┌──

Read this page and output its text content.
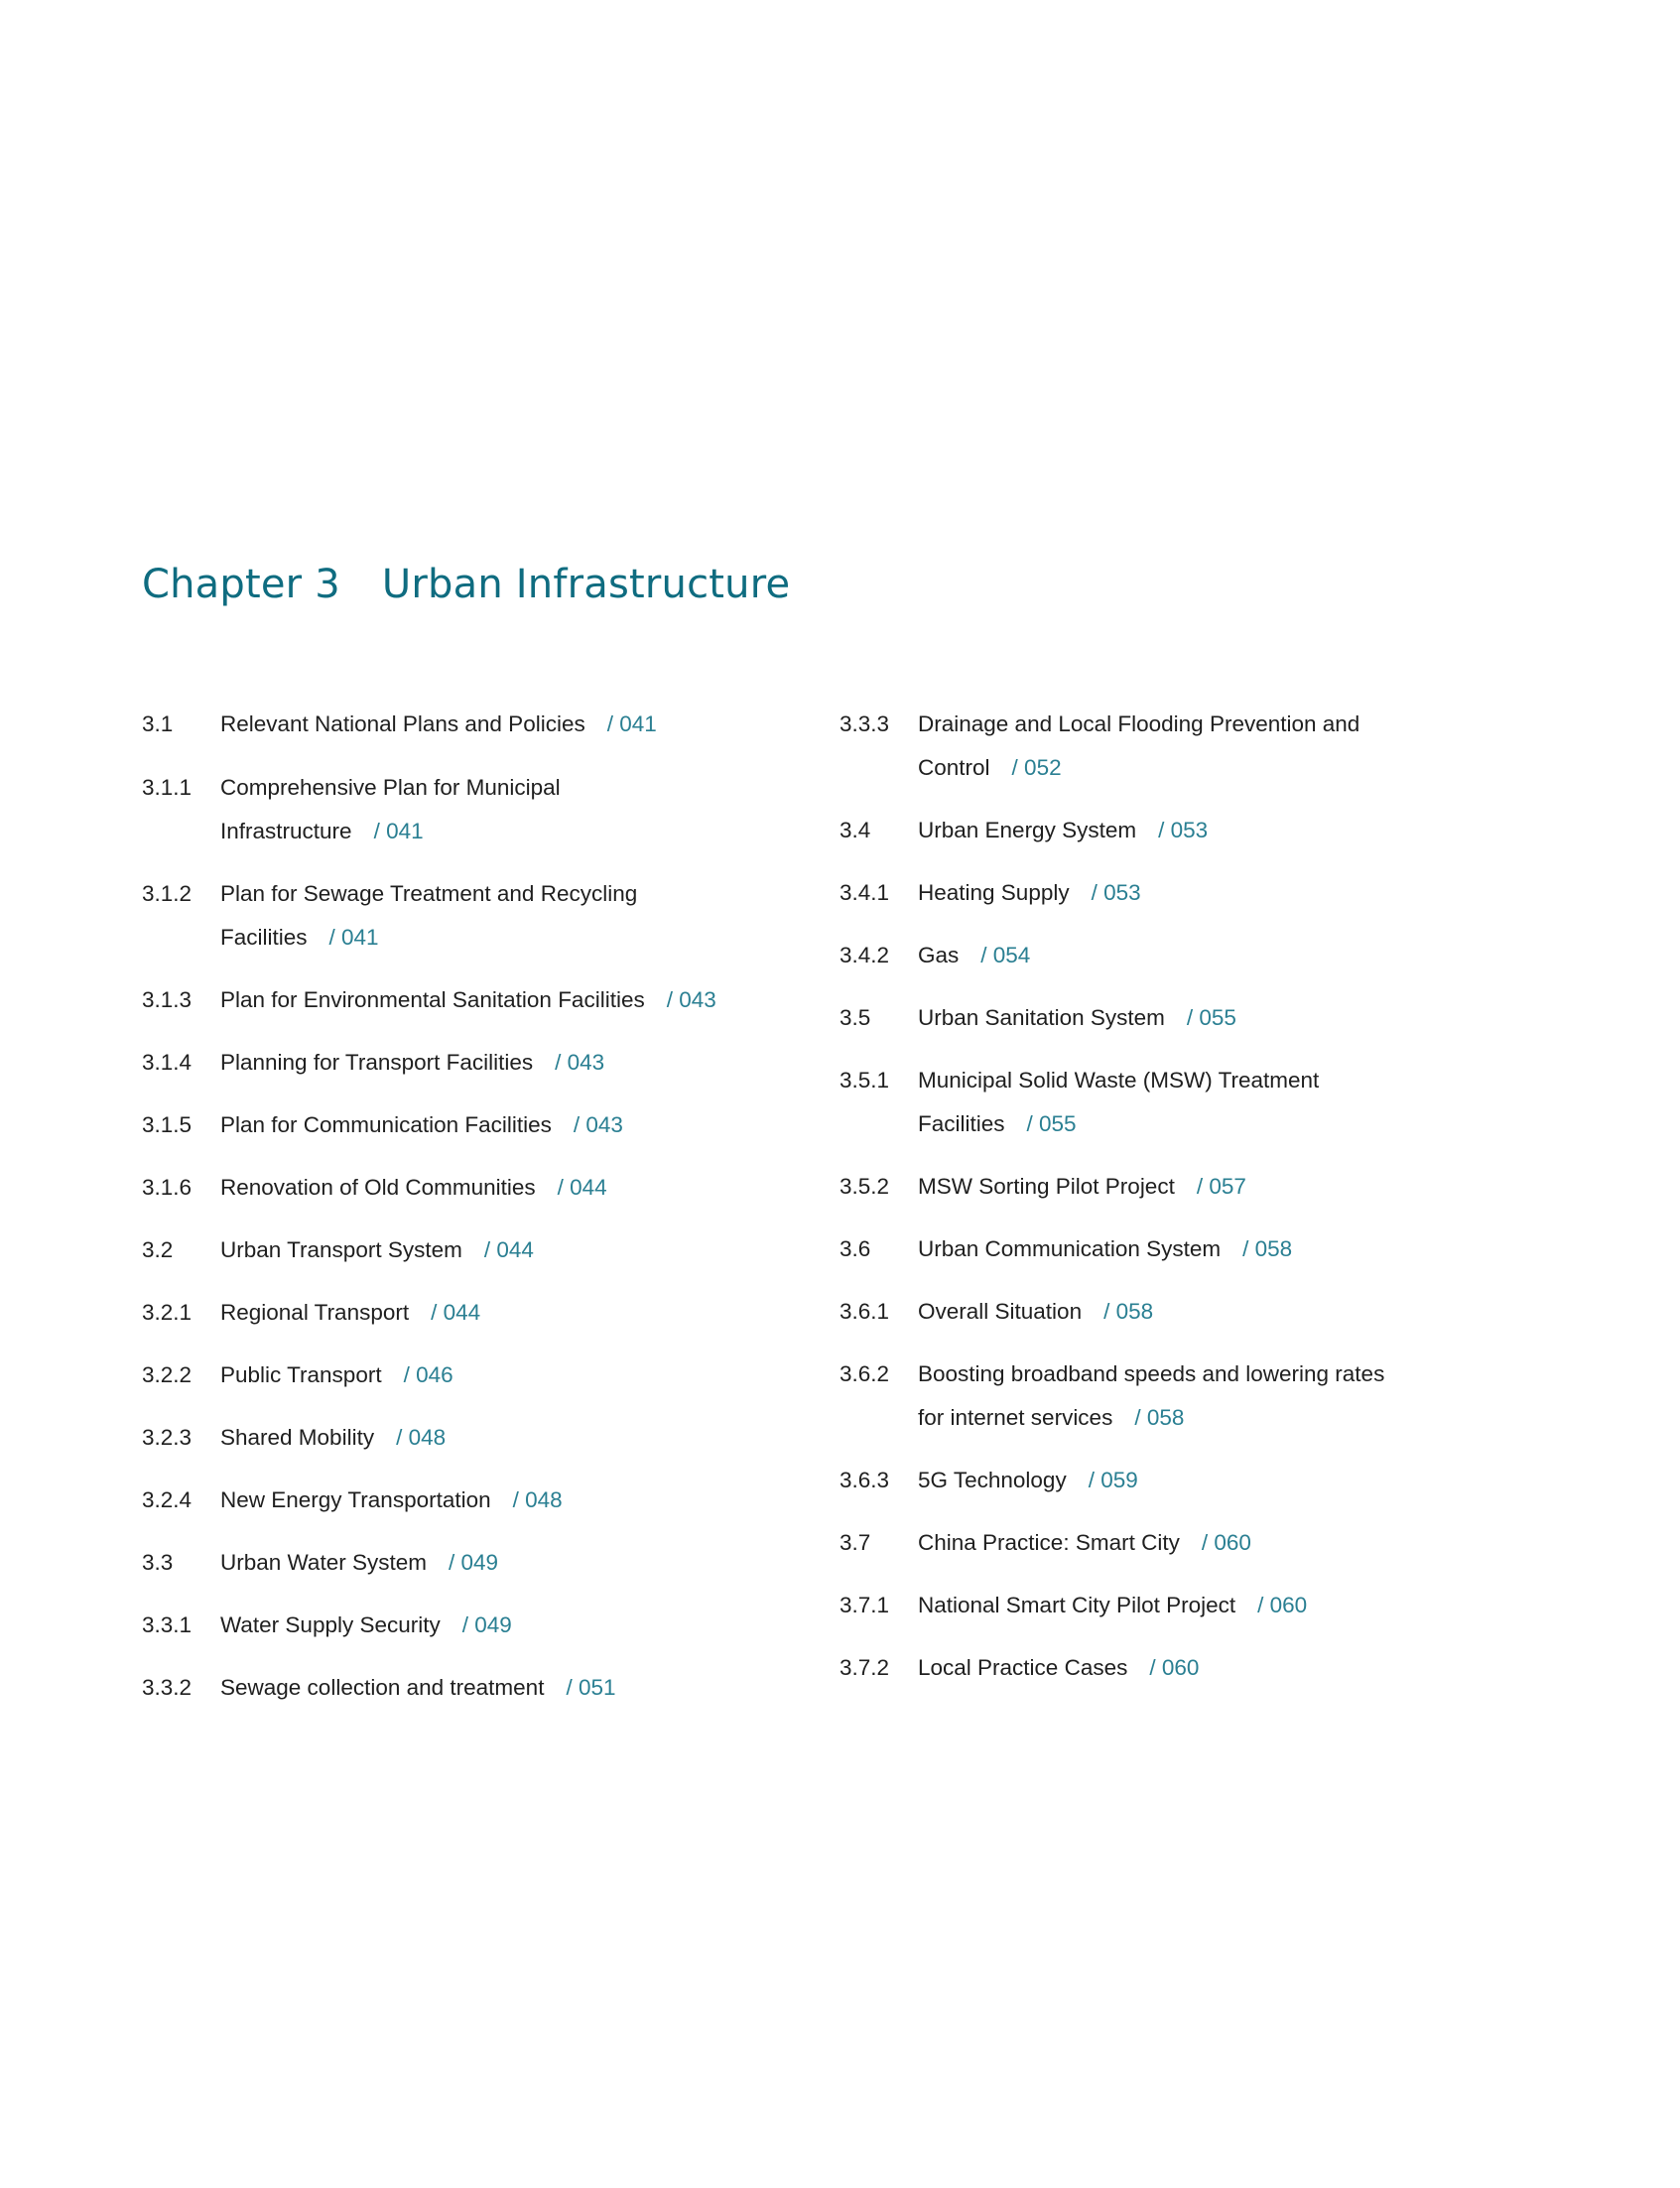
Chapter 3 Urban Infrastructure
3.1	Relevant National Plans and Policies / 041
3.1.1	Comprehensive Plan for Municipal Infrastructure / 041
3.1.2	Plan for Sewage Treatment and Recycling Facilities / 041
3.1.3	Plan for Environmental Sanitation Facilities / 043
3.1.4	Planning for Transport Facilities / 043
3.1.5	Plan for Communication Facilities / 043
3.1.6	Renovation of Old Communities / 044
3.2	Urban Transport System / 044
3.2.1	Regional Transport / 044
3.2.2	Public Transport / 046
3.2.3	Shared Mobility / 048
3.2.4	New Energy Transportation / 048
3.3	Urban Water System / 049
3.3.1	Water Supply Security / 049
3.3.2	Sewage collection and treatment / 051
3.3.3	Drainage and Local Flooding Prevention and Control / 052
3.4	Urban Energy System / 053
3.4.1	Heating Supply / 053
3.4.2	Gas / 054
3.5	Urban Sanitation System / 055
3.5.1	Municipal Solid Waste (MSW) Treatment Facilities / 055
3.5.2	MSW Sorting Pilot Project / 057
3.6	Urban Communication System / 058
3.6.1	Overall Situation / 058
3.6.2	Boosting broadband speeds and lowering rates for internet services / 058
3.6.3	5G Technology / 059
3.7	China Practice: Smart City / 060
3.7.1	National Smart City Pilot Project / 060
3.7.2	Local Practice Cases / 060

└──
┌──

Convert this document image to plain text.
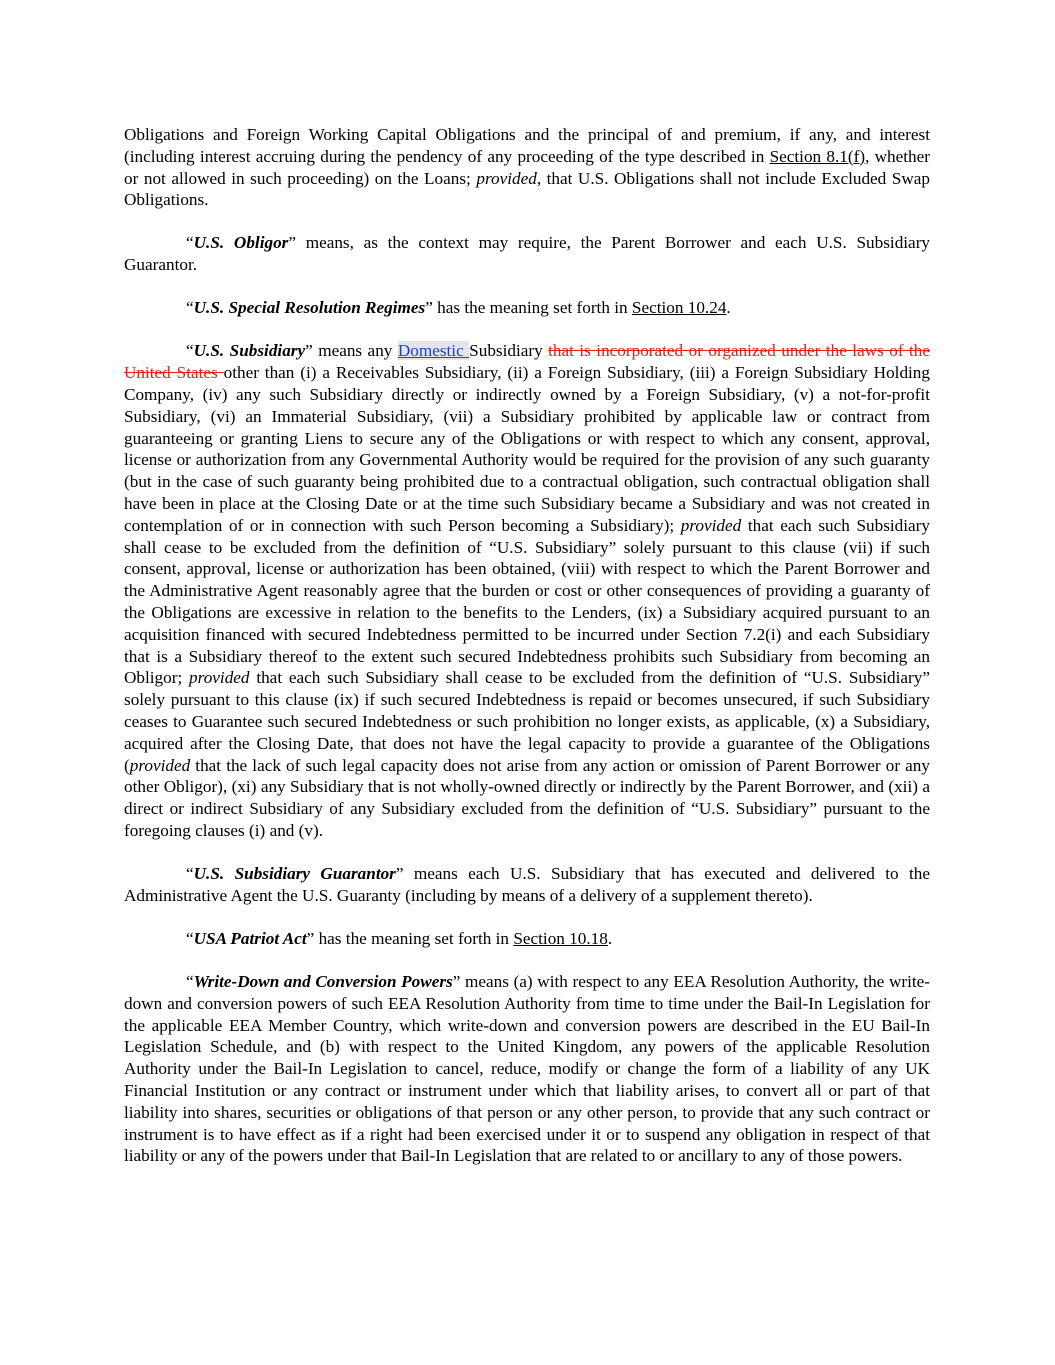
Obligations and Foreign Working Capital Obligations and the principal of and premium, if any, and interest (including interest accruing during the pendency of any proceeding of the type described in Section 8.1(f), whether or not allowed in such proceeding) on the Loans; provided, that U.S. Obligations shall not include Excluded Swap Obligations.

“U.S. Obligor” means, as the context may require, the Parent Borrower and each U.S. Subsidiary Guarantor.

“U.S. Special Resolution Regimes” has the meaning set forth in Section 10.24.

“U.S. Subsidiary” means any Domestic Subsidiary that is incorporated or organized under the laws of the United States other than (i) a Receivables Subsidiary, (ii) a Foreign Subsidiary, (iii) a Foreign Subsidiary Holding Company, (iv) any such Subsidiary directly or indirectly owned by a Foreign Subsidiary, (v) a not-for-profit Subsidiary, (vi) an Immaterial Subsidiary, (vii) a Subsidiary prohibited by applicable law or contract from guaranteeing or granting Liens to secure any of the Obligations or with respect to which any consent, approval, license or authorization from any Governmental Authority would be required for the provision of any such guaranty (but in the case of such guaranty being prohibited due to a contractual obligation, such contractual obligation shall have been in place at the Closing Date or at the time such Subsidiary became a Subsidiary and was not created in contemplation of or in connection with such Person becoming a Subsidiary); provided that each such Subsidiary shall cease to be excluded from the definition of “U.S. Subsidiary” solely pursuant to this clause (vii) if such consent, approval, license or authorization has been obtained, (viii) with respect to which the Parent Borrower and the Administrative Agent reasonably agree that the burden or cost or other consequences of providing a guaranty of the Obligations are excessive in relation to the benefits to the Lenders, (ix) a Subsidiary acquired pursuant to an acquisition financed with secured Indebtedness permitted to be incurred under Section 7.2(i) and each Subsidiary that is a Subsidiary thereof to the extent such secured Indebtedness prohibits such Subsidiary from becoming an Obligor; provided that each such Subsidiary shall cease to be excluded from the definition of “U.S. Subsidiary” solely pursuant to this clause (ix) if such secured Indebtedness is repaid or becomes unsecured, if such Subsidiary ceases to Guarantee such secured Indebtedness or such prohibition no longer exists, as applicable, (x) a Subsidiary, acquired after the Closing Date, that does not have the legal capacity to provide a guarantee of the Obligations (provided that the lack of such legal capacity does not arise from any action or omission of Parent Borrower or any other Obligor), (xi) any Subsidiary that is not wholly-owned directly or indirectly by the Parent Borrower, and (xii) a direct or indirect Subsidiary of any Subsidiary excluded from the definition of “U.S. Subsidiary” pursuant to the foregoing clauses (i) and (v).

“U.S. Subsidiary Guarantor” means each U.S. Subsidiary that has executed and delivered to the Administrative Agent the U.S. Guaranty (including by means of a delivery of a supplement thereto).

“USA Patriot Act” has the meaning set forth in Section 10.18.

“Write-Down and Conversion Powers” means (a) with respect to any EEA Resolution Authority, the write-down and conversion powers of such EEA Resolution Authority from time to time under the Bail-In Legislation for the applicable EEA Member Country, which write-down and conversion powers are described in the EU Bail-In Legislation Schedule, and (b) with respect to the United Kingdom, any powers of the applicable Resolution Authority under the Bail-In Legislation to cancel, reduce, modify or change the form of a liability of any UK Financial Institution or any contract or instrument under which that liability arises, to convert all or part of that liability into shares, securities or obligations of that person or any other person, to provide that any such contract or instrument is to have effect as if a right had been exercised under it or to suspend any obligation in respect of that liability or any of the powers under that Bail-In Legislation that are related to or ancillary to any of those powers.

└──

PROBLEM DESCRIPTION. In the data above, tally the lines holding "System" and answer with the figure only.

SOLUTION TO THE PROBLEM. 5